Task details
Repeat the lines that follow, leaving nothing out.

Records excerpted from a collection
==============================

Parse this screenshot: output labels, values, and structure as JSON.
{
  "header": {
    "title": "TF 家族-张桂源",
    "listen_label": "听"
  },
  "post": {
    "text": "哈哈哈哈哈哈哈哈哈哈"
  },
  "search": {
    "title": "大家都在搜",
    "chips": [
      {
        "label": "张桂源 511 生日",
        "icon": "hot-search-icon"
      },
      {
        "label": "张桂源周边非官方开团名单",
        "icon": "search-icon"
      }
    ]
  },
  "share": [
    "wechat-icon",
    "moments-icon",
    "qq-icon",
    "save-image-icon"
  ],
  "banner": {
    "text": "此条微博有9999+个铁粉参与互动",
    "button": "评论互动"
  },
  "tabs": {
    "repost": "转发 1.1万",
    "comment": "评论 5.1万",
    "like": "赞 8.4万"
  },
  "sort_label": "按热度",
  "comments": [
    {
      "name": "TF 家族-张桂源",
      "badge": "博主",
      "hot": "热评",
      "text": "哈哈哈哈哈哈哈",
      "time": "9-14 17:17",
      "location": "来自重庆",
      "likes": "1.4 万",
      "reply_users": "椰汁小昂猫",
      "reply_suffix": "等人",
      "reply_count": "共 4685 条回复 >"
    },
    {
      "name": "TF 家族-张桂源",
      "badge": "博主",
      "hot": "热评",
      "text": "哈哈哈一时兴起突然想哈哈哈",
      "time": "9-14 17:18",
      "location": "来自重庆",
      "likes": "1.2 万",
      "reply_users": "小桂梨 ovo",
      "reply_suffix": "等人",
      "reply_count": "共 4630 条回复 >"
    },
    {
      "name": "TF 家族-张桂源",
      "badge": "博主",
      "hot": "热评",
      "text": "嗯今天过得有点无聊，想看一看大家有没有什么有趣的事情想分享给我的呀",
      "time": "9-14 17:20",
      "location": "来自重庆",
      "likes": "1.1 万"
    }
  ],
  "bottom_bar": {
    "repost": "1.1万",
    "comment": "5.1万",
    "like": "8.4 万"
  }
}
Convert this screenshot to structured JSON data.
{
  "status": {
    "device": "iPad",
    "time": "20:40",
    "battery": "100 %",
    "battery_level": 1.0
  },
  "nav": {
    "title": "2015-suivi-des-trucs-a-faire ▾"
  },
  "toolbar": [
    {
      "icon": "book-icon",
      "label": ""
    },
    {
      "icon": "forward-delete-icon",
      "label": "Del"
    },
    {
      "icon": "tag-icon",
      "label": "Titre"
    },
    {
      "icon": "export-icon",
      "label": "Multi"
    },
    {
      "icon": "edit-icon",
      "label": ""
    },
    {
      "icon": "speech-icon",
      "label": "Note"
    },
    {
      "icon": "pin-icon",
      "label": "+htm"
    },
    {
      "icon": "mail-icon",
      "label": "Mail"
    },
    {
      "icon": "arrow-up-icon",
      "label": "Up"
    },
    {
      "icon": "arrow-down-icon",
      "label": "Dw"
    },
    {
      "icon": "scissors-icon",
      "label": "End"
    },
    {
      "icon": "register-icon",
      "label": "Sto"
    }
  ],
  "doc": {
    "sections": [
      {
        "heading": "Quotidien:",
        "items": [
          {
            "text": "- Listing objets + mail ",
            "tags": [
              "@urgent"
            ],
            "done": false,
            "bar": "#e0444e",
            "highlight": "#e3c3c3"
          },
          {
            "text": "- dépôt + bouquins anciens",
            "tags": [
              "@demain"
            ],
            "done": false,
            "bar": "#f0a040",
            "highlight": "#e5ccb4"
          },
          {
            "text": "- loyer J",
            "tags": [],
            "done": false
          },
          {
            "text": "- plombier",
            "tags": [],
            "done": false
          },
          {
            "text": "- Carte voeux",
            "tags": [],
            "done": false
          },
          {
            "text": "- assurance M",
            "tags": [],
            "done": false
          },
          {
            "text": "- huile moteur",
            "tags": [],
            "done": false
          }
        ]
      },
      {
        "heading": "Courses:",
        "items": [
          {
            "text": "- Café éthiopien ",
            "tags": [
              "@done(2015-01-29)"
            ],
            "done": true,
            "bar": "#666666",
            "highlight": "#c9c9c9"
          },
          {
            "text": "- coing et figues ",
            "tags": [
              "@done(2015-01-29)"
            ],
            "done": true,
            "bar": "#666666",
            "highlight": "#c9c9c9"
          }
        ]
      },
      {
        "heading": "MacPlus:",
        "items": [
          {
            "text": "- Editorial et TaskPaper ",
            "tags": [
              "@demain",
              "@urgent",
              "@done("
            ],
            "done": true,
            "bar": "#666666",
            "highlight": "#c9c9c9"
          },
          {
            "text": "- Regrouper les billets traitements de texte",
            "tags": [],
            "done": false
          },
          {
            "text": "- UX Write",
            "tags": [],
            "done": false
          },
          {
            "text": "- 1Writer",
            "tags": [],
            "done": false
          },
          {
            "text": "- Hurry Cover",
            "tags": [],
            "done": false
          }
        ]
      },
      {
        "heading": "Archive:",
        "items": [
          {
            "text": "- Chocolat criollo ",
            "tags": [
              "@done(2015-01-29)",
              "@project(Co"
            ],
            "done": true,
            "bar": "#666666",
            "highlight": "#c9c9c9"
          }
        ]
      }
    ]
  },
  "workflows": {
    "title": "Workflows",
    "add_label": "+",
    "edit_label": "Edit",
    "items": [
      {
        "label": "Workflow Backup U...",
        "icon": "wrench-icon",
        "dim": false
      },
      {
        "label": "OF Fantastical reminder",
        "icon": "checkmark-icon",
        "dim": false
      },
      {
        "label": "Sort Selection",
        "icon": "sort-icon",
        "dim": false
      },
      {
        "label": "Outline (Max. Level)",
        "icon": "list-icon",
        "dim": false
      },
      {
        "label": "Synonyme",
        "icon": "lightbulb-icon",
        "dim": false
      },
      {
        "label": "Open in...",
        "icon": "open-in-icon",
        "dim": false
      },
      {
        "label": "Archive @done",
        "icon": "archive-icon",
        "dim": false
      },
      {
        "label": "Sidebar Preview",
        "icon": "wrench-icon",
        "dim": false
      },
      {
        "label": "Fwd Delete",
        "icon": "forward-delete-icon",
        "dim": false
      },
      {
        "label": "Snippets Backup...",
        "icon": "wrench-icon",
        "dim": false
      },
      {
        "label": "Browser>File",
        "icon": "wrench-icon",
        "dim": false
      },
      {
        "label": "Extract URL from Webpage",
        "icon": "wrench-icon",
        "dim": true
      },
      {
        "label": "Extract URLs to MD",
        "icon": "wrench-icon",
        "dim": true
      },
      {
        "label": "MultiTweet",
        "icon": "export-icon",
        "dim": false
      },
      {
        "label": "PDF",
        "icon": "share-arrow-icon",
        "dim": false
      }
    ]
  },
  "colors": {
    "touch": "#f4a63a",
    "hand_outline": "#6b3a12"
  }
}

==============================

Answer below
Parse this screenshot: output labels, values, and structure as JSON.
{
  "header": {
    "title": "TF 家族-张桂源",
    "listen_label": "听"
  },
  "post": {
    "text": "哈哈哈哈哈哈哈哈哈哈"
  },
  "search": {
    "title": "大家都在搜",
    "chips": [
      {
        "label": "张桂源 511 生日",
        "icon": "hot-search-icon"
      },
      {
        "label": "张桂源周边非官方开团名单",
        "icon": "search-icon"
      }
    ]
  },
  "share": [
    "wechat-icon",
    "moments-icon",
    "qq-icon",
    "save-image-icon"
  ],
  "banner": {
    "text": "此条微博有9999+个铁粉参与互动",
    "button": "评论互动"
  },
  "tabs": {
    "repost": "转发 1.1万",
    "comment": "评论 5.1万",
    "like": "赞 8.4万"
  },
  "sort_label": "按热度",
  "comments": [
    {
      "name": "TF 家族-张桂源",
      "badge": "博主",
      "hot": "热评",
      "text": "哈哈哈哈哈哈哈",
      "time": "9-14 17:17",
      "location": "来自重庆",
      "likes": "1.4 万",
      "reply_users": "椰汁小昂猫",
      "reply_suffix": "等人",
      "reply_count": "共 4685 条回复 >"
    },
    {
      "name": "TF 家族-张桂源",
      "badge": "博主",
      "hot": "热评",
      "text": "哈哈哈一时兴起突然想哈哈哈",
      "time": "9-14 17:18",
      "location": "来自重庆",
      "likes": "1.2 万",
      "reply_users": "小桂梨 ovo",
      "reply_suffix": "等人",
      "reply_count": "共 4630 条回复 >"
    },
    {
      "name": "TF 家族-张桂源",
      "badge": "博主",
      "hot": "热评",
      "text": "嗯今天过得有点无聊，想看一看大家有没有什么有趣的事情想分享给我的呀",
      "time": "9-14 17:20",
      "location": "来自重庆",
      "likes": "1.1 万"
    }
  ],
  "bottom_bar": {
    "repost": "1.1万",
    "comment": "5.1万",
    "like": "8.4 万"
  }
}
Convert this screenshot to structured JSON data.
{
  "status": {
    "device": "iPad",
    "time": "20:40",
    "battery": "100 %",
    "battery_level": 1.0
  },
  "nav": {
    "title": "2015-suivi-des-trucs-a-faire ▾"
  },
  "toolbar": [
    {
      "icon": "book-icon",
      "label": ""
    },
    {
      "icon": "forward-delete-icon",
      "label": "Del"
    },
    {
      "icon": "tag-icon",
      "label": "Titre"
    },
    {
      "icon": "export-icon",
      "label": "Multi"
    },
    {
      "icon": "edit-icon",
      "label": ""
    },
    {
      "icon": "speech-icon",
      "label": "Note"
    },
    {
      "icon": "pin-icon",
      "label": "+htm"
    },
    {
      "icon": "mail-icon",
      "label": "Mail"
    },
    {
      "icon": "arrow-up-icon",
      "label": "Up"
    },
    {
      "icon": "arrow-down-icon",
      "label": "Dw"
    },
    {
      "icon": "scissors-icon",
      "label": "End"
    },
    {
      "icon": "register-icon",
      "label": "Sto"
    }
  ],
  "doc": {
    "sections": [
      {
        "heading": "Quotidien:",
        "items": [
          {
            "text": "- Listing objets + mail ",
            "tags": [
              "@urgent"
            ],
            "done": false,
            "bar": "#e0444e",
            "highlight": "#e3c3c3"
          },
          {
            "text": "- dépôt + bouquins anciens",
            "tags": [
              "@demain"
            ],
            "done": false,
            "bar": "#f0a040",
            "highlight": "#e5ccb4"
          },
          {
            "text": "- loyer J",
            "tags": [],
            "done": false
          },
          {
            "text": "- plombier",
            "tags": [],
            "done": false
          },
          {
            "text": "- Carte voeux",
            "tags": [],
            "done": false
          },
          {
            "text": "- assurance M",
            "tags": [],
            "done": false
          },
          {
            "text": "- huile moteur",
            "tags": [],
            "done": false
          }
        ]
      },
      {
        "heading": "Courses:",
        "items": [
          {
            "text": "- Café éthiopien ",
            "tags": [
              "@done(2015-01-29)"
            ],
            "done": true,
            "bar": "#666666",
            "highlight": "#c9c9c9"
          },
          {
            "text": "- coing et figues ",
            "tags": [
              "@done(2015-01-29)"
            ],
            "done": true,
            "bar": "#666666",
            "highlight": "#c9c9c9"
          }
        ]
      },
      {
        "heading": "MacPlus:",
        "items": [
          {
            "text": "- Editorial et TaskPaper ",
            "tags": [
              "@demain",
              "@urgent",
              "@done("
            ],
            "done": true,
            "bar": "#666666",
            "highlight": "#c9c9c9"
          },
          {
            "text": "- Regrouper les billets traitements de texte",
            "tags": [],
            "done": false
          },
          {
            "text": "- UX Write",
            "tags": [],
            "done": false
          },
          {
            "text": "- 1Writer",
            "tags": [],
            "done": false
          },
          {
            "text": "- Hurry Cover",
            "tags": [],
            "done": false
          }
        ]
      },
      {
        "heading": "Archive:",
        "items": [
          {
            "text": "- Chocolat criollo ",
            "tags": [
              "@done(2015-01-29)",
              "@project(Co"
            ],
            "done": true,
            "bar": "#666666",
            "highlight": "#c9c9c9"
          }
        ]
      }
    ]
  },
  "workflows": {
    "title": "Workflows",
    "add_label": "+",
    "edit_label": "Edit",
    "items": [
      {
        "label": "Workflow Backup U...",
        "icon": "wrench-icon",
        "dim": false
      },
      {
        "label": "OF Fantastical reminder",
        "icon": "checkmark-icon",
        "dim": false
      },
      {
        "label": "Sort Selection",
        "icon": "sort-icon",
        "dim": false
      },
      {
        "label": "Outline (Max. Level)",
        "icon": "list-icon",
        "dim": false
      },
      {
        "label": "Synonyme",
        "icon": "lightbulb-icon",
        "dim": false
      },
      {
        "label": "Open in...",
        "icon": "open-in-icon",
        "dim": false
      },
      {
        "label": "Archive @done",
        "icon": "archive-icon",
        "dim": false
      },
      {
        "label": "Sidebar Preview",
        "icon": "wrench-icon",
        "dim": false
      },
      {
        "label": "Fwd Delete",
        "icon": "forward-delete-icon",
        "dim": false
      },
      {
        "label": "Snippets Backup...",
        "icon": "wrench-icon",
        "dim": false
      },
      {
        "label": "Browser>File",
        "icon": "wrench-icon",
        "dim": false
      },
      {
        "label": "Extract URL from Webpage",
        "icon": "wrench-icon",
        "dim": true
      },
      {
        "label": "Extract URLs to MD",
        "icon": "wrench-icon",
        "dim": true
      },
      {
        "label": "MultiTweet",
        "icon": "export-icon",
        "dim": false
      },
      {
        "label": "PDF",
        "icon": "share-arrow-icon",
        "dim": false
      }
    ]
  },
  "colors": {
    "touch": "#f4a63a",
    "hand_outline": "#6b3a12"
  }
}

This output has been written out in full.